## begin

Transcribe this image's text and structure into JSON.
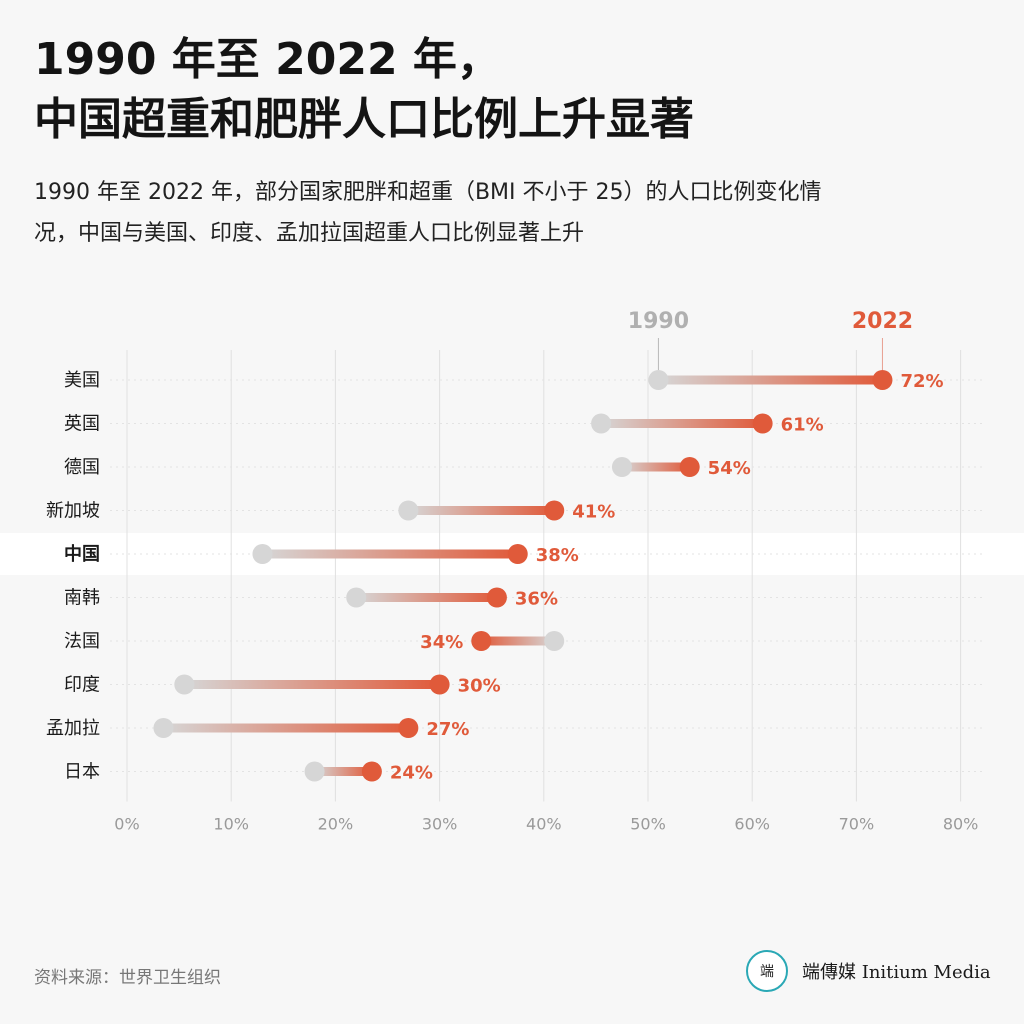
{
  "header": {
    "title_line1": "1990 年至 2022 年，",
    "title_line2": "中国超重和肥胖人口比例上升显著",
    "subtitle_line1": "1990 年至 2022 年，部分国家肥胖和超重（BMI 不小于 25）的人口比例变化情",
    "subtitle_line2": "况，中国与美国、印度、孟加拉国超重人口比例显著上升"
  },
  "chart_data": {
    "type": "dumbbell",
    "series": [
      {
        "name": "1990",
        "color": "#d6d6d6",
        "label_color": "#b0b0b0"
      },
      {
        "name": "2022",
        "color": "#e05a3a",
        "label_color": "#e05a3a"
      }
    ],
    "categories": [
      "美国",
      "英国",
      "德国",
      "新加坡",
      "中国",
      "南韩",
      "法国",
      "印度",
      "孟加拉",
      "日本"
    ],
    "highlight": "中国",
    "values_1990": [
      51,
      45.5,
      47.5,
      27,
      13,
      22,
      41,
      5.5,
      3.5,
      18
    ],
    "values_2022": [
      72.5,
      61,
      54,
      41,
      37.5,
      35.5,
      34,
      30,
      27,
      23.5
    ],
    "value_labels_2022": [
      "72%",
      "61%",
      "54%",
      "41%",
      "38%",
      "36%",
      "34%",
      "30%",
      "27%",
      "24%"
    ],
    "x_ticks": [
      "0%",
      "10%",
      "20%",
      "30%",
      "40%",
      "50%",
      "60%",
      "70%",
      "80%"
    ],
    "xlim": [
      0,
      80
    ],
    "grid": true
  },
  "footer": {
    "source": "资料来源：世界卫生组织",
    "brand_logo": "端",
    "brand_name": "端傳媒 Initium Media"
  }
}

## end
## begin

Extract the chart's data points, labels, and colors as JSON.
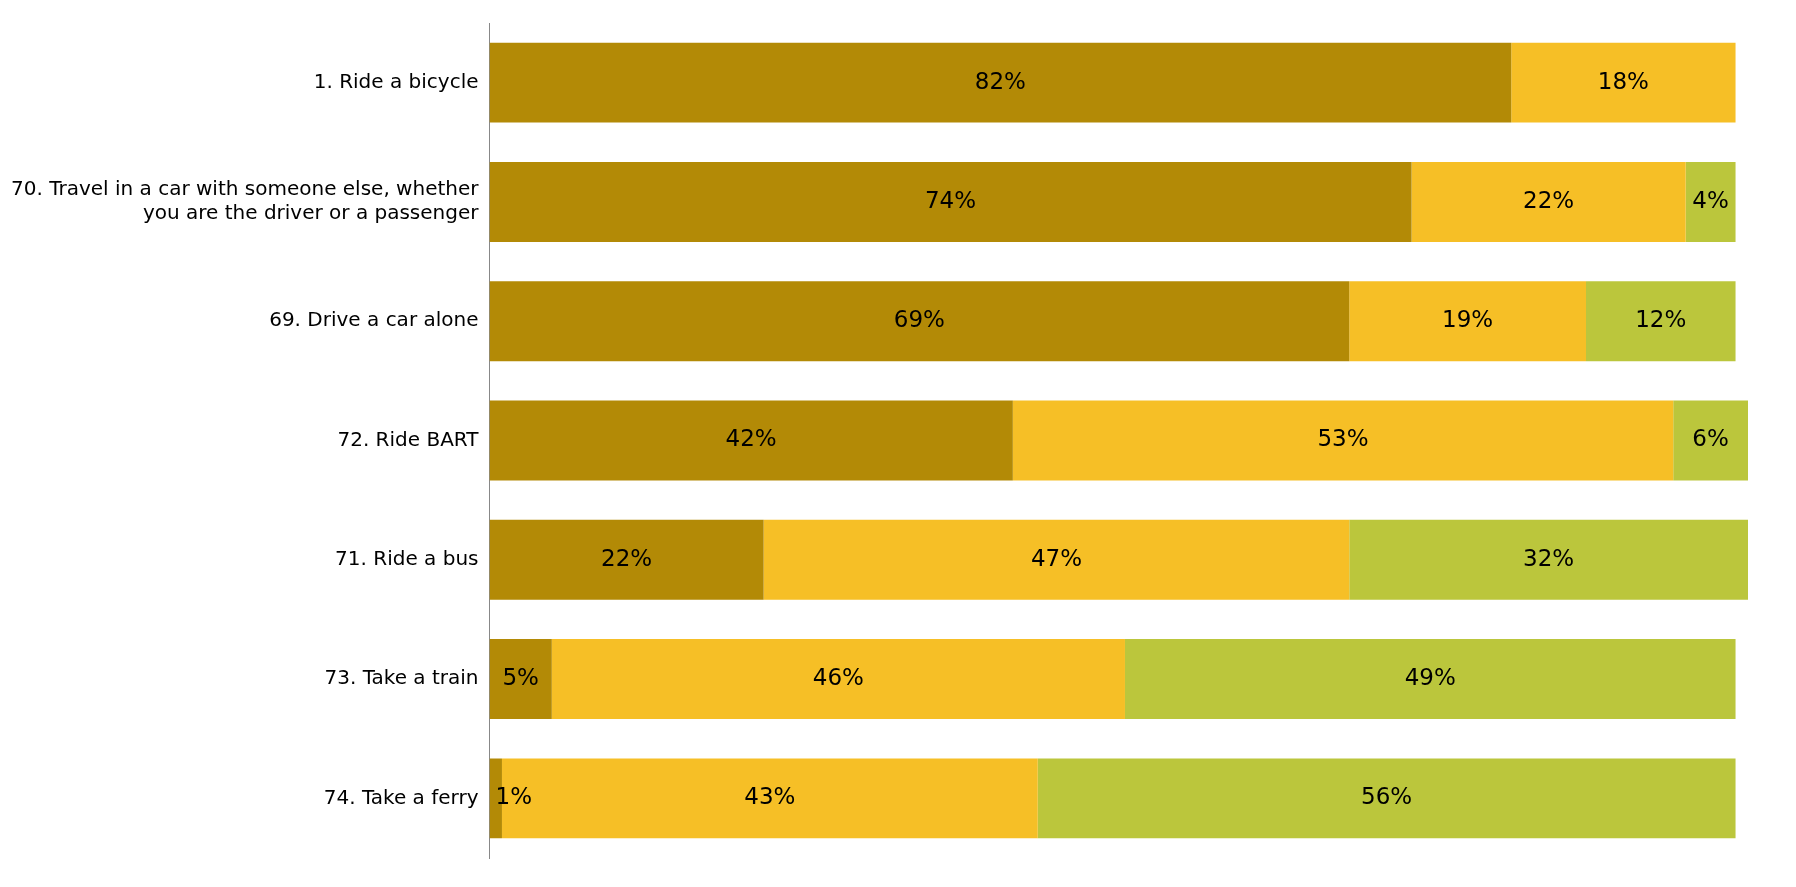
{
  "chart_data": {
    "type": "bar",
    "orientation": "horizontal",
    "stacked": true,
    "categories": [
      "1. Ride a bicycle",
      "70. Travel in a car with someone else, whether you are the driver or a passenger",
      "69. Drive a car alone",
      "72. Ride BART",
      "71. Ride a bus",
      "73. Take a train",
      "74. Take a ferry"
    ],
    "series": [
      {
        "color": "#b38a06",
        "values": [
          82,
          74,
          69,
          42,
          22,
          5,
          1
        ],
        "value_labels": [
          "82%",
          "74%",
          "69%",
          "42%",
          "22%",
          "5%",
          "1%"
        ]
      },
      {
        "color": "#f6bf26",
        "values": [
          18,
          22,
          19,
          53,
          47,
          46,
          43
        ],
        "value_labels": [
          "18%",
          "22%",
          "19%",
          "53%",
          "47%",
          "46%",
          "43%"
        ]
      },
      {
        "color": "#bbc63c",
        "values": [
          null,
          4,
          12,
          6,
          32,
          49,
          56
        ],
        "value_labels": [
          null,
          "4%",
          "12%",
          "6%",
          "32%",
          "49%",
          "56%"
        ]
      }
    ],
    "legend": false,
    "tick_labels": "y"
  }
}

## end

§ Problem details:
From the data above, show each line that contains "JSON".

§ Exercise solution:
Transcribe this image's text and structure into JSON.
Extract the chart's data points, labels, and colors as JSON.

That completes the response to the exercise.